(Data items)
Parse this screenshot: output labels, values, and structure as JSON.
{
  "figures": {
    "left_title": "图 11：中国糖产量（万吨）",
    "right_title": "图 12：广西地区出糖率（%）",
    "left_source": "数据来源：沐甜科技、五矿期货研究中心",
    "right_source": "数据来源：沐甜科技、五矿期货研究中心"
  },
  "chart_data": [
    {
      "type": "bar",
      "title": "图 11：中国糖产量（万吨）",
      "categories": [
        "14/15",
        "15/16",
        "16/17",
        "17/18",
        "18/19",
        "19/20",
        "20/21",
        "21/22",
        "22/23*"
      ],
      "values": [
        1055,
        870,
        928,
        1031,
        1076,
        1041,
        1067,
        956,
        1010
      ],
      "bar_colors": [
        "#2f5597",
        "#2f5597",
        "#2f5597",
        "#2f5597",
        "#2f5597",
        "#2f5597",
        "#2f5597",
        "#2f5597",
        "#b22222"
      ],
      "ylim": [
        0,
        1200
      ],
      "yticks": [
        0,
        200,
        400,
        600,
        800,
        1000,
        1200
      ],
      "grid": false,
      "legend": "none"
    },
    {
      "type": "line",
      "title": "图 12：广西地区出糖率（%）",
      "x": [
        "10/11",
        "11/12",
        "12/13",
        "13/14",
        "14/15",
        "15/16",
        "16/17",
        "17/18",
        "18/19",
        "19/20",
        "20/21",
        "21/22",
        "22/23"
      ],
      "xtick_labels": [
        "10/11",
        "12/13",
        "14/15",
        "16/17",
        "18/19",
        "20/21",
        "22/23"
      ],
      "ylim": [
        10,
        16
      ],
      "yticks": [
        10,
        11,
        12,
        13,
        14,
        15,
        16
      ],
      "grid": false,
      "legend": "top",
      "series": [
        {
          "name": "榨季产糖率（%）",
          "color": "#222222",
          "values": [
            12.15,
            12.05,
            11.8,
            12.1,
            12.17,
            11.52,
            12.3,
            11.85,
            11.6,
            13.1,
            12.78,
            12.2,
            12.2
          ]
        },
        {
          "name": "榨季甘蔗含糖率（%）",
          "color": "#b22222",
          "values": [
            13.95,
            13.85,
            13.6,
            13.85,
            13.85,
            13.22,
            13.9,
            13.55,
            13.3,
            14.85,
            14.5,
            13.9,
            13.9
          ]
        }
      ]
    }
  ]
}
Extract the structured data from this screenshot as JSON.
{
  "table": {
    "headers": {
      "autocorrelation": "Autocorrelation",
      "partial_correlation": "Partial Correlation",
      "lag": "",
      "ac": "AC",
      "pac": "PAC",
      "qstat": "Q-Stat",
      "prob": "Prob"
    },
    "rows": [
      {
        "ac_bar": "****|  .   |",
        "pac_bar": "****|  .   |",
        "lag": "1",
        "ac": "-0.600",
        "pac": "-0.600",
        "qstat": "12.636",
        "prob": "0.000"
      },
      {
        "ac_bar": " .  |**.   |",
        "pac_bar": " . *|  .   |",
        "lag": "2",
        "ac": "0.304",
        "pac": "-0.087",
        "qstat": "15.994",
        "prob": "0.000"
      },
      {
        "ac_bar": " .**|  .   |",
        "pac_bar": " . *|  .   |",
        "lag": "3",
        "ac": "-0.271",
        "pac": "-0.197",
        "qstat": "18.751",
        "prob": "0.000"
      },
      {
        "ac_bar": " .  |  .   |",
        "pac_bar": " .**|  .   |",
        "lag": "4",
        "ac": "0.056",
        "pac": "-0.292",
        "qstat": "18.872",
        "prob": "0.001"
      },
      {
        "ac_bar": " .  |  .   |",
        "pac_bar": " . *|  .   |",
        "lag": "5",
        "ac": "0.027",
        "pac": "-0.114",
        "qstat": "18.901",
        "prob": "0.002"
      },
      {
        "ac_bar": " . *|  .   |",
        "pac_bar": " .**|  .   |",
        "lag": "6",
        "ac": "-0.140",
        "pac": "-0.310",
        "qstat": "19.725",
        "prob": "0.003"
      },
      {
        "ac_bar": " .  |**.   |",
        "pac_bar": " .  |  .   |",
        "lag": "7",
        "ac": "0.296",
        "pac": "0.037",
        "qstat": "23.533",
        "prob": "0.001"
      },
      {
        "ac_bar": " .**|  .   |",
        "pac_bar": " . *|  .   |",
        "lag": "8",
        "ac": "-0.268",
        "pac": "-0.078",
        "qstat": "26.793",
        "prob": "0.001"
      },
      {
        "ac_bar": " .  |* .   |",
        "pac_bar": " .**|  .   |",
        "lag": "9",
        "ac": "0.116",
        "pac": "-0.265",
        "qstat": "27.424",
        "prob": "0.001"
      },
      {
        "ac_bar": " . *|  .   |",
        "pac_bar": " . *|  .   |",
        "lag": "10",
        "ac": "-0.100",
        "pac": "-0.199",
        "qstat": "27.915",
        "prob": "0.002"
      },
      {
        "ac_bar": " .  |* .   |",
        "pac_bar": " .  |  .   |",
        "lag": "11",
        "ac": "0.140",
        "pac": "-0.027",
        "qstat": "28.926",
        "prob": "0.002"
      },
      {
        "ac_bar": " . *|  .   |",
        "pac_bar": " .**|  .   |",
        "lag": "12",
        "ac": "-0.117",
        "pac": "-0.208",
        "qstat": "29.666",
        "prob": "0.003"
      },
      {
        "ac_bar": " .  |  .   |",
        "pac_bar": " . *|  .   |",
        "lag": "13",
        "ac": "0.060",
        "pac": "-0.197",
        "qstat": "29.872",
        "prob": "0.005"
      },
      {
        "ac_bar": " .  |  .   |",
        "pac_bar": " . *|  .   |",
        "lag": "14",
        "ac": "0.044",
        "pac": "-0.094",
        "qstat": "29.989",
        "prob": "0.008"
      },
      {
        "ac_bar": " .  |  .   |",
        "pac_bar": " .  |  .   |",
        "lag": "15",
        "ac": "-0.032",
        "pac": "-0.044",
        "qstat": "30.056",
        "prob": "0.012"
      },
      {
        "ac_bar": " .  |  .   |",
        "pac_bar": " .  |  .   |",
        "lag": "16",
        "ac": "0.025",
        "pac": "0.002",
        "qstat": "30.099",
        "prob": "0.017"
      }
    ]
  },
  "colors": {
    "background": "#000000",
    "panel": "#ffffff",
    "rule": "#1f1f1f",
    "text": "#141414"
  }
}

[REQUIREMENT]
Every line of the listing that holds "沐甜科技" should be found and copied.

[EXERCISE ANSWER]
    "left_source": "数据来源：沐甜科技、五矿期货研究中心",
    "right_source": "数据来源：沐甜科技、五矿期货研究中心"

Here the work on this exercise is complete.